[begin Supplied data]

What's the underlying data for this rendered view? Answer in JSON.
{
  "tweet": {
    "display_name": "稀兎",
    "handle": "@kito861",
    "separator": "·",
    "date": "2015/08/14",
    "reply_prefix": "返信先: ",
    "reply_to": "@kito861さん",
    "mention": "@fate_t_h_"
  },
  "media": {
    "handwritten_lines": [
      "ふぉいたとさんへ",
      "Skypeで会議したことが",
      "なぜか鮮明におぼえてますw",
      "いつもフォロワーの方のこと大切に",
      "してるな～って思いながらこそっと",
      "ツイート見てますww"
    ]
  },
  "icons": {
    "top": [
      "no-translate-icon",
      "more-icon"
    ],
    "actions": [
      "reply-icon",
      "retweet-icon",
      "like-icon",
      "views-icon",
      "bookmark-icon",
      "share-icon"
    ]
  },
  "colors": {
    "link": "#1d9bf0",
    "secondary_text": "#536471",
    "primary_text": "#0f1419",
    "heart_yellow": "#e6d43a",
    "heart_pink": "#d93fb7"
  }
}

[end Supplied data]

• _To do_
Write out the entries above once more, without altering anything.

• _Final result_
What's the underlying data for this rendered view? Answer in JSON.
{
  "tweet": {
    "display_name": "稀兎",
    "handle": "@kito861",
    "separator": "·",
    "date": "2015/08/14",
    "reply_prefix": "返信先: ",
    "reply_to": "@kito861さん",
    "mention": "@fate_t_h_"
  },
  "media": {
    "handwritten_lines": [
      "ふぉいたとさんへ",
      "Skypeで会議したことが",
      "なぜか鮮明におぼえてますw",
      "いつもフォロワーの方のこと大切に",
      "してるな～って思いながらこそっと",
      "ツイート見てますww"
    ]
  },
  "icons": {
    "top": [
      "no-translate-icon",
      "more-icon"
    ],
    "actions": [
      "reply-icon",
      "retweet-icon",
      "like-icon",
      "views-icon",
      "bookmark-icon",
      "share-icon"
    ]
  },
  "colors": {
    "link": "#1d9bf0",
    "secondary_text": "#536471",
    "primary_text": "#0f1419",
    "heart_yellow": "#e6d43a",
    "heart_pink": "#d93fb7"
  }
}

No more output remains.